WHAT TO WORK ON: Pick out every line of the entries below where "Introduction" occurs, and copy those lines.

RECORD EXCERPTS:
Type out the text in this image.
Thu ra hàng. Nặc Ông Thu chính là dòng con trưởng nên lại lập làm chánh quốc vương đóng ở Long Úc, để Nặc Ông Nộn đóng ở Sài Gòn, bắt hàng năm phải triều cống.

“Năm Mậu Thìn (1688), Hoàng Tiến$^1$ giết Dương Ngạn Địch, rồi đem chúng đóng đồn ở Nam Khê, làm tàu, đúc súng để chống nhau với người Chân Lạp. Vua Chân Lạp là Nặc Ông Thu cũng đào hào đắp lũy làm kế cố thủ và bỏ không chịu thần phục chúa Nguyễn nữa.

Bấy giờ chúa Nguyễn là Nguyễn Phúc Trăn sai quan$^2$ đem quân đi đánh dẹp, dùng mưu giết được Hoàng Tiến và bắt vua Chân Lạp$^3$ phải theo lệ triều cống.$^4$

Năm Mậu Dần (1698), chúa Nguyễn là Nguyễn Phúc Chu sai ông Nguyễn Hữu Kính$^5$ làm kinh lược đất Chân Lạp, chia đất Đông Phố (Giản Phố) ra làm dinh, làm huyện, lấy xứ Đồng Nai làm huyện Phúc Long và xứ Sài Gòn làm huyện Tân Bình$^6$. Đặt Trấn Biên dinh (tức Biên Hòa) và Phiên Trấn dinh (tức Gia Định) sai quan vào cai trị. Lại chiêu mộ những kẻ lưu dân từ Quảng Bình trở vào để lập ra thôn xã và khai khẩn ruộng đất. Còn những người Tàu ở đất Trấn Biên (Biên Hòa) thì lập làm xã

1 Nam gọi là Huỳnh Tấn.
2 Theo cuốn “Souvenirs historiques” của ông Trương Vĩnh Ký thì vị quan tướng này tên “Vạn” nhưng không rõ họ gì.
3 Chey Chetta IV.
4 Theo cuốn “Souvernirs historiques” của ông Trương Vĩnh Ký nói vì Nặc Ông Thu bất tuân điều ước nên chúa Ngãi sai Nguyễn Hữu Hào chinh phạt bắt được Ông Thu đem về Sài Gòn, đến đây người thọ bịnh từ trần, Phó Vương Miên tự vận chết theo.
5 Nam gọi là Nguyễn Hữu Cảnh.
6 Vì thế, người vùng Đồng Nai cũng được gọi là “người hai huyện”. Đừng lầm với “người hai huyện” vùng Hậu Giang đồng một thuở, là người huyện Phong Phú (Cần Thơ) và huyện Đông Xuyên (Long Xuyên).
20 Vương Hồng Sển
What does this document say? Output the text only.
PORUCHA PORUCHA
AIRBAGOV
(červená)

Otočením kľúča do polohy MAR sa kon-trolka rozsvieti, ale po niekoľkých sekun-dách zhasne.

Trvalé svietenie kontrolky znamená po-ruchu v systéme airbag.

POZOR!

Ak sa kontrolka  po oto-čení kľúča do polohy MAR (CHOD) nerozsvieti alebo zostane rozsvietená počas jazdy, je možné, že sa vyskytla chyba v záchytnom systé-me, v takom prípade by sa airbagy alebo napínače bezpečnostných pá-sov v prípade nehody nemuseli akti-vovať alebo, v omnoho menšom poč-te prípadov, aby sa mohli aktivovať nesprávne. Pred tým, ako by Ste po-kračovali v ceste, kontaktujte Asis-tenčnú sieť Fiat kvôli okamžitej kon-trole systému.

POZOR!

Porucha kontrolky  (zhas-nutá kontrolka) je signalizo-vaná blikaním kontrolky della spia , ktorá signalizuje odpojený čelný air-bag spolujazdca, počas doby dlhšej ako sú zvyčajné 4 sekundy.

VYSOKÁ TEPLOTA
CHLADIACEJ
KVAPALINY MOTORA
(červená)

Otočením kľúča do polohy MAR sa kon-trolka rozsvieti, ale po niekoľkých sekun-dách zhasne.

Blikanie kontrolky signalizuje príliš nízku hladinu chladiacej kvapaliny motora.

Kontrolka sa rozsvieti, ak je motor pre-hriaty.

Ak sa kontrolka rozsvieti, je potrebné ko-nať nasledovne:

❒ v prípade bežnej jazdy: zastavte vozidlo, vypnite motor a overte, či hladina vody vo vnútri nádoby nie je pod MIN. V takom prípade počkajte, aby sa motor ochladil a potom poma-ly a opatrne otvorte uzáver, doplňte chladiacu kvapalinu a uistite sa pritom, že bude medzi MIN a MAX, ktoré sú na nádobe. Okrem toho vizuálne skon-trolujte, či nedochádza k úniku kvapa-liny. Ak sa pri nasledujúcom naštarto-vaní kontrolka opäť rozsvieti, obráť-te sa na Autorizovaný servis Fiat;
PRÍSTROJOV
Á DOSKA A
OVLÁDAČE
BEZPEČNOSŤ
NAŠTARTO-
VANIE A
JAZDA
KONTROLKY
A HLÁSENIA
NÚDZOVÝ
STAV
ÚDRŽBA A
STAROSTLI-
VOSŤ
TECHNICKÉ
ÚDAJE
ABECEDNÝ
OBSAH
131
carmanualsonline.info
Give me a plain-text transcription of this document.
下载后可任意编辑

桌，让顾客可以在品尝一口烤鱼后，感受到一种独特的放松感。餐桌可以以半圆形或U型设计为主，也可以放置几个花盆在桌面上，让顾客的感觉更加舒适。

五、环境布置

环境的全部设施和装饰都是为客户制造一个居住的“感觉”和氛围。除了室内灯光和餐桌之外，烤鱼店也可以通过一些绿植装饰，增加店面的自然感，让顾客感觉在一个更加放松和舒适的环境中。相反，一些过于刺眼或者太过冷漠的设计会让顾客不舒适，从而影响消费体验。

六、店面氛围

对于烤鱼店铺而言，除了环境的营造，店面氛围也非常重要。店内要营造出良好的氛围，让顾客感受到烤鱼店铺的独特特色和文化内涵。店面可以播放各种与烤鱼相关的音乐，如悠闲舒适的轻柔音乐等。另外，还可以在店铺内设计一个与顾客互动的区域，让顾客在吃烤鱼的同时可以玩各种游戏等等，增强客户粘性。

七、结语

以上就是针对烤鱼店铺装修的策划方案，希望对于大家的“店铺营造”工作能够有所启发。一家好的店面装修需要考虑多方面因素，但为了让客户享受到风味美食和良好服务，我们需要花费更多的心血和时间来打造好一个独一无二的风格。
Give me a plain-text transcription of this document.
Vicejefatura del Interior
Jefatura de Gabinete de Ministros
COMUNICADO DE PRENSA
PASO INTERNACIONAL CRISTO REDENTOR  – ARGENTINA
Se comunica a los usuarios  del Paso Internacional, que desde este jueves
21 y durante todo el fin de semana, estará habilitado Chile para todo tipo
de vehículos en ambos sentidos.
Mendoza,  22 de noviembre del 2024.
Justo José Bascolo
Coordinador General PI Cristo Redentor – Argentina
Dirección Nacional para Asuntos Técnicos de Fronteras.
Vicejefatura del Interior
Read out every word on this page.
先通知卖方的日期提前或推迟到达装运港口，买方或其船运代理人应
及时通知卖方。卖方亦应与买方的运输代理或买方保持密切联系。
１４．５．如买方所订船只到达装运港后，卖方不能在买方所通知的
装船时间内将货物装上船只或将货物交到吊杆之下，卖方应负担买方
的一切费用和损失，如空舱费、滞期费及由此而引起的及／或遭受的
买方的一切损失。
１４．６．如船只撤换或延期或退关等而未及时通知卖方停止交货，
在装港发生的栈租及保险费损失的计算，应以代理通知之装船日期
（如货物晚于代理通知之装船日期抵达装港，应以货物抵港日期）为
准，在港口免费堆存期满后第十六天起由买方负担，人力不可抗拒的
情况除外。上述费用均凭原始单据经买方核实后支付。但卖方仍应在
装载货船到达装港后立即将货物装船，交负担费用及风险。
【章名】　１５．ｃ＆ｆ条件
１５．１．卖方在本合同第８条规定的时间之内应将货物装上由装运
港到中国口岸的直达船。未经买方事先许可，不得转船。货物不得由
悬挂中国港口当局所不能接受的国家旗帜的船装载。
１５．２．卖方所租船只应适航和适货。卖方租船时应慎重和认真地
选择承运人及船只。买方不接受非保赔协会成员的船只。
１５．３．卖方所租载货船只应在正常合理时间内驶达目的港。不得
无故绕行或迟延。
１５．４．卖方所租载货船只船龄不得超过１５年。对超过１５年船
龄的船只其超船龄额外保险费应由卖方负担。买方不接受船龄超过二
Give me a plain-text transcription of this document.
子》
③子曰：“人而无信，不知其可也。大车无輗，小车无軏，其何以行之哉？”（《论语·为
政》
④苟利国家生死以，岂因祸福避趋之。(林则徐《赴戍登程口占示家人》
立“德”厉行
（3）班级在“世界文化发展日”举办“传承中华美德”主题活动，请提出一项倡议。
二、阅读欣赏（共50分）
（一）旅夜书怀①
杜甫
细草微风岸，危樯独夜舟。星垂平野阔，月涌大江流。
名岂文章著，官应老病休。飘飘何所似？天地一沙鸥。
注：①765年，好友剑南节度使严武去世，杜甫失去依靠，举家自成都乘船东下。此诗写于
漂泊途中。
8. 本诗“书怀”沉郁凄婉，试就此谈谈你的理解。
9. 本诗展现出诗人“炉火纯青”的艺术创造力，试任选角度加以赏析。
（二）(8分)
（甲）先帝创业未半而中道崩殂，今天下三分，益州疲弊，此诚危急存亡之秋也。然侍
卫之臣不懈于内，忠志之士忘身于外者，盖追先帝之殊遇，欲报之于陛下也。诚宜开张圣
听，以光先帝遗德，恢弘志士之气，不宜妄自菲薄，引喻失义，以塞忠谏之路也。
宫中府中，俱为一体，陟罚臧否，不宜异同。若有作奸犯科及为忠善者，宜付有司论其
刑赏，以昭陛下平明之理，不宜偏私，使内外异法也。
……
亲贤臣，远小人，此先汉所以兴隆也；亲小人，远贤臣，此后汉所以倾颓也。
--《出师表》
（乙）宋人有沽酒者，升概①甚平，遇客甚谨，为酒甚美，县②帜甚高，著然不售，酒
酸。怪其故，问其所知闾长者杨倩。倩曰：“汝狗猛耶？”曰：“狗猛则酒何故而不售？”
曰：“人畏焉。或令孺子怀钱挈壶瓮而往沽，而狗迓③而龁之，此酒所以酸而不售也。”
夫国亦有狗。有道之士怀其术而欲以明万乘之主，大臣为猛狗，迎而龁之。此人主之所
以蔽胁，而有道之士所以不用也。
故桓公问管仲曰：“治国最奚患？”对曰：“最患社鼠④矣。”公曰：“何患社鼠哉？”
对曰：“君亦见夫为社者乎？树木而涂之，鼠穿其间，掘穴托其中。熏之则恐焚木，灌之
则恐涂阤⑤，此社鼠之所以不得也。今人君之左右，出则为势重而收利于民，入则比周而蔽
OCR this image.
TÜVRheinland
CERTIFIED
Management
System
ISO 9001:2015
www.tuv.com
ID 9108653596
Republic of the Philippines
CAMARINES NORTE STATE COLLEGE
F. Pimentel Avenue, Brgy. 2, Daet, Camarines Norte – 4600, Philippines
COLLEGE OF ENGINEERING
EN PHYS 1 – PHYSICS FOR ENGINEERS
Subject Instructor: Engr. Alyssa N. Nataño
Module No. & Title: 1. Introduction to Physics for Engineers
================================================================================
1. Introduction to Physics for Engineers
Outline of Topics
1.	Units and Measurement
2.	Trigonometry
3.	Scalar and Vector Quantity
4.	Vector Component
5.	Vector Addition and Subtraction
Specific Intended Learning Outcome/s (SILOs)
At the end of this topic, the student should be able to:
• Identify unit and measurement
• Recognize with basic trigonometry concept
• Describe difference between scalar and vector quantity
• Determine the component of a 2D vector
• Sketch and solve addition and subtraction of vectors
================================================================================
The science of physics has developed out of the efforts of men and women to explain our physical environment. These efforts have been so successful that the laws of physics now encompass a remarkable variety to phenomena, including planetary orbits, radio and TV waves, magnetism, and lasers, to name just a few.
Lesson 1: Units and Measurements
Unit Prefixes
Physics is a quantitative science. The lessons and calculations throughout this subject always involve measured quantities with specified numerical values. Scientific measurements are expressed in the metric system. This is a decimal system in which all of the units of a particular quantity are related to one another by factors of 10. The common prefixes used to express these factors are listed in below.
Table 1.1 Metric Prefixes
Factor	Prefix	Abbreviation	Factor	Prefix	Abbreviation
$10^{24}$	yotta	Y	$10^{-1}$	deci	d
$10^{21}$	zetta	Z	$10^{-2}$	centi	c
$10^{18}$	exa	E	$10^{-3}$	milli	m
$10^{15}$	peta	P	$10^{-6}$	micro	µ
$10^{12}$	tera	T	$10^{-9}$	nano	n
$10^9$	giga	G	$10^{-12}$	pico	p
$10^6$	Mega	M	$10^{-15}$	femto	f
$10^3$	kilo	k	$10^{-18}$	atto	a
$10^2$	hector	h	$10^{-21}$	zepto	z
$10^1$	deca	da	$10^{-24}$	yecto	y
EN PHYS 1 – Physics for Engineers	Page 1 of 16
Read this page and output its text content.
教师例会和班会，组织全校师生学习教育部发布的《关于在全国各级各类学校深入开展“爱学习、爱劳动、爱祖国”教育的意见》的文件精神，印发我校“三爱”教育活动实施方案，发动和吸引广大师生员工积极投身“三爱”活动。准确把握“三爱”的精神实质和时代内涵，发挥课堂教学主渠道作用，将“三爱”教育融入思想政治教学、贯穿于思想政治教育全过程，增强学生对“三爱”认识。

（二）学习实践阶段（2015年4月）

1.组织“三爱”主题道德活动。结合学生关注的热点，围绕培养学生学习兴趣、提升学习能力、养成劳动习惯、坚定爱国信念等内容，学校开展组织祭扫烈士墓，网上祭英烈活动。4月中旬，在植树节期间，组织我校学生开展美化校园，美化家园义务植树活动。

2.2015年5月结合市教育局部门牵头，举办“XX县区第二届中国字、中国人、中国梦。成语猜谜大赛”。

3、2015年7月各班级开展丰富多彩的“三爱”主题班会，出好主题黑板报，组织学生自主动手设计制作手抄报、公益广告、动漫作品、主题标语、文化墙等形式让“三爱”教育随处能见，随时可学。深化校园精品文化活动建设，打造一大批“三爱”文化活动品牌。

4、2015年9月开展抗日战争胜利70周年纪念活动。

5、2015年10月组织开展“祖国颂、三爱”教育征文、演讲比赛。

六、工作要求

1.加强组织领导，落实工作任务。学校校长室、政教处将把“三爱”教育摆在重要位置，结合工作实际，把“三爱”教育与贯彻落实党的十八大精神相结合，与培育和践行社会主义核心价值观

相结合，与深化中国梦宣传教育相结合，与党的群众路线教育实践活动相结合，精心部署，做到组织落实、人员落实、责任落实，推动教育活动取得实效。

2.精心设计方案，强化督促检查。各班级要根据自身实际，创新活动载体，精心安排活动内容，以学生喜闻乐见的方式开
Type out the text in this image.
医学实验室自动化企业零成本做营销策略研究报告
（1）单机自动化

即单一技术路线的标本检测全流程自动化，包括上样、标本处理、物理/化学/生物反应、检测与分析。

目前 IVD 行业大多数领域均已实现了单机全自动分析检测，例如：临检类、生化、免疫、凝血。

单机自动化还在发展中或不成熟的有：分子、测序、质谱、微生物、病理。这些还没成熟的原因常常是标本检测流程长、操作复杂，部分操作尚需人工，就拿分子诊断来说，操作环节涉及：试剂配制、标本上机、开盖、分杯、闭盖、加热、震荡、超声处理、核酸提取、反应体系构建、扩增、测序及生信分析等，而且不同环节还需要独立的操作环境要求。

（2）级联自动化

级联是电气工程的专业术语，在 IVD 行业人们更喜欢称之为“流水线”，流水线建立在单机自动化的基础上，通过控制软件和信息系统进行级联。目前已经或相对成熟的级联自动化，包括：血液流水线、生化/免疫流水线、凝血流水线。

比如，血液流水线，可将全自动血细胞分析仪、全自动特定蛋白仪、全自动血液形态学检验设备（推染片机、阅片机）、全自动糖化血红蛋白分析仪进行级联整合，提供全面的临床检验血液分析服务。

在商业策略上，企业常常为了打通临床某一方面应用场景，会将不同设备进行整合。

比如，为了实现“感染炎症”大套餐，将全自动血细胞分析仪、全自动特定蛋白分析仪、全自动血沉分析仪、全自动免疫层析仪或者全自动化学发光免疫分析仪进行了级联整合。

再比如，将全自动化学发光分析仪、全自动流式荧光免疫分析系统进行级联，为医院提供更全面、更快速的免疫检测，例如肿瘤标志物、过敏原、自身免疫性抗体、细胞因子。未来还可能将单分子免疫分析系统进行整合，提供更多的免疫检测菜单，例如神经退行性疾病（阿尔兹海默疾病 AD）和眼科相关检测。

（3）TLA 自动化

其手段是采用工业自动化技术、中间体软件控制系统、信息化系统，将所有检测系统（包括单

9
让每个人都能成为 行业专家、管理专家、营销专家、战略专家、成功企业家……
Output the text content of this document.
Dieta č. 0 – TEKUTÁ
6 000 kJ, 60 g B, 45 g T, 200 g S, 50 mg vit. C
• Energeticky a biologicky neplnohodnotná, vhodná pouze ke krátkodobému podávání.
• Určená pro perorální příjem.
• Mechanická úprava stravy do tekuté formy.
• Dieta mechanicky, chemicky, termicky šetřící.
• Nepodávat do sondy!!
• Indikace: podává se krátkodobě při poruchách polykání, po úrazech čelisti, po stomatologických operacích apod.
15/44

THE ANSWER:
Module No. & Title: 1. Introduction to Physics for Engineers
1. Introduction to Physics for Engineers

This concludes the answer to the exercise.